- _DIRECTIONS_: Pull each line containing "Материал" out of the data and copy it.

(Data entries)
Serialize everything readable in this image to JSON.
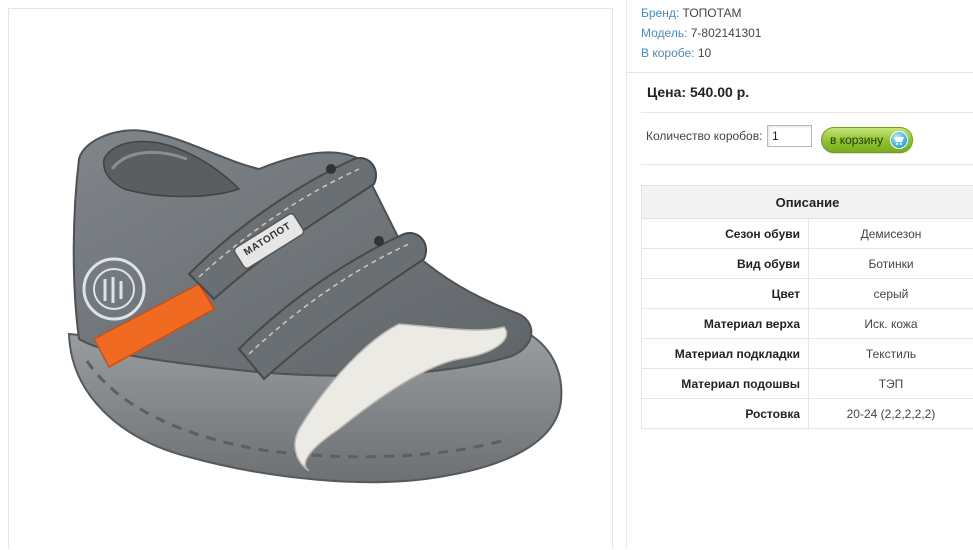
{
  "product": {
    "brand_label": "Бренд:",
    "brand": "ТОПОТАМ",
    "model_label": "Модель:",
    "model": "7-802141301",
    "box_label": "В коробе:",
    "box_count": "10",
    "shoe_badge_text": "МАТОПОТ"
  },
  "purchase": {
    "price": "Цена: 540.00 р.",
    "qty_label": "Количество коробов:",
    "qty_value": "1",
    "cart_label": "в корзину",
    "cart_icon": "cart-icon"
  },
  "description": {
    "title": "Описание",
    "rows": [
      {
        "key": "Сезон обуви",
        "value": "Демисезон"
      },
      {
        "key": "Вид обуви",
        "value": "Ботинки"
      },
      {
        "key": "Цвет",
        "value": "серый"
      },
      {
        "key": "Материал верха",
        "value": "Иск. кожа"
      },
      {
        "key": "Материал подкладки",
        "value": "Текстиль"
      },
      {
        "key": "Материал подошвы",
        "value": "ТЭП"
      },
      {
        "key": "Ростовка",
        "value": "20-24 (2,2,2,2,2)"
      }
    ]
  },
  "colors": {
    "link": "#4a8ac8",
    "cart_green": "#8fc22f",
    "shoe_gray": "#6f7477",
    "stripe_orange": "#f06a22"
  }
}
==
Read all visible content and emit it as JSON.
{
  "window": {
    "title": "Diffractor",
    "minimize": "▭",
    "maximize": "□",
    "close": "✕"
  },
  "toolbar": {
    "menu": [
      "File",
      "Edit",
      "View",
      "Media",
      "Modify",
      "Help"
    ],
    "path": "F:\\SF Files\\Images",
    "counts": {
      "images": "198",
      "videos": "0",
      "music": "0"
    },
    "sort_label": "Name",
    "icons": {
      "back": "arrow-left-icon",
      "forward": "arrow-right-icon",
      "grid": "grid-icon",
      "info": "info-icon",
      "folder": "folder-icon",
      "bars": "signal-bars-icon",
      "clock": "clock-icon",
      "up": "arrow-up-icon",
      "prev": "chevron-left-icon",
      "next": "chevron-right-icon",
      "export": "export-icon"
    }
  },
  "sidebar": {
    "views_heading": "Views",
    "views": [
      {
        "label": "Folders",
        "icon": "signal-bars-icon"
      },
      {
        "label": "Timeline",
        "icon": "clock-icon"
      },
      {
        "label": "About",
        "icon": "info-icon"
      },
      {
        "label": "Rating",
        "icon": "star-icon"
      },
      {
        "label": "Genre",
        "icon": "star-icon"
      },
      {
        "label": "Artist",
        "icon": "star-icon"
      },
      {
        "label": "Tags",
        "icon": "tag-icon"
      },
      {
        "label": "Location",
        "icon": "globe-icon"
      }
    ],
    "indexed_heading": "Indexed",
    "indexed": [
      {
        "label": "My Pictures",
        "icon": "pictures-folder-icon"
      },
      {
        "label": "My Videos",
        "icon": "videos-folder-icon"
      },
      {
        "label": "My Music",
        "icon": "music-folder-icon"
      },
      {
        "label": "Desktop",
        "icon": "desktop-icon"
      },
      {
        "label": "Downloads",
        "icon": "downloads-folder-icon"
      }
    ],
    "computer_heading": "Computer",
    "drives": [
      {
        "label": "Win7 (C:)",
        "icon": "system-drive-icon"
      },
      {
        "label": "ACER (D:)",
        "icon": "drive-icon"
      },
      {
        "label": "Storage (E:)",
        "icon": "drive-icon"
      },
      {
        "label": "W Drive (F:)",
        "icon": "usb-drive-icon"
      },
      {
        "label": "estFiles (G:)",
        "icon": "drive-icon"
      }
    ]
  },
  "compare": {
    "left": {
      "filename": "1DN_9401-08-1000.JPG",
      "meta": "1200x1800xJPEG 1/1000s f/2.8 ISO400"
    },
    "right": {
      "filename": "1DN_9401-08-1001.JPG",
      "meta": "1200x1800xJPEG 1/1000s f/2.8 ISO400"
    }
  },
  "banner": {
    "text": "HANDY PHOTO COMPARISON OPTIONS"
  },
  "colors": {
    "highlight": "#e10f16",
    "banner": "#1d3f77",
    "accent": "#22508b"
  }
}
...
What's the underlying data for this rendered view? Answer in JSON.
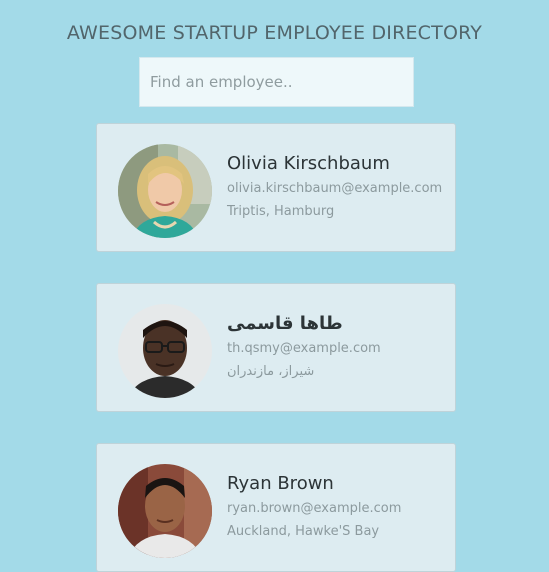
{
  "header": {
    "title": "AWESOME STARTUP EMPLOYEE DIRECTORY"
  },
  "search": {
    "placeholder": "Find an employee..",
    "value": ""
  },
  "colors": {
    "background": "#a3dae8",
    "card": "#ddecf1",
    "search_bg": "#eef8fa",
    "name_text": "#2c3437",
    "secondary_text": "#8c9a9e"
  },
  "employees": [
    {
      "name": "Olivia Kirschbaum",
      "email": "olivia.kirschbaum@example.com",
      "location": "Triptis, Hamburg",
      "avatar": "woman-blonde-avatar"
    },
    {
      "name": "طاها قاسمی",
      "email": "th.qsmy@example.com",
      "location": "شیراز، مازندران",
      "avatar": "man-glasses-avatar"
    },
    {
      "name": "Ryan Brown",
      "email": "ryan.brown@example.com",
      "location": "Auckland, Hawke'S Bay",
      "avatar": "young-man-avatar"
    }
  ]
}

- _FULL ANSWER_:
        "key": "Материал верха",
        "key": "Материал подкладки",
        "key": "Материал подошвы",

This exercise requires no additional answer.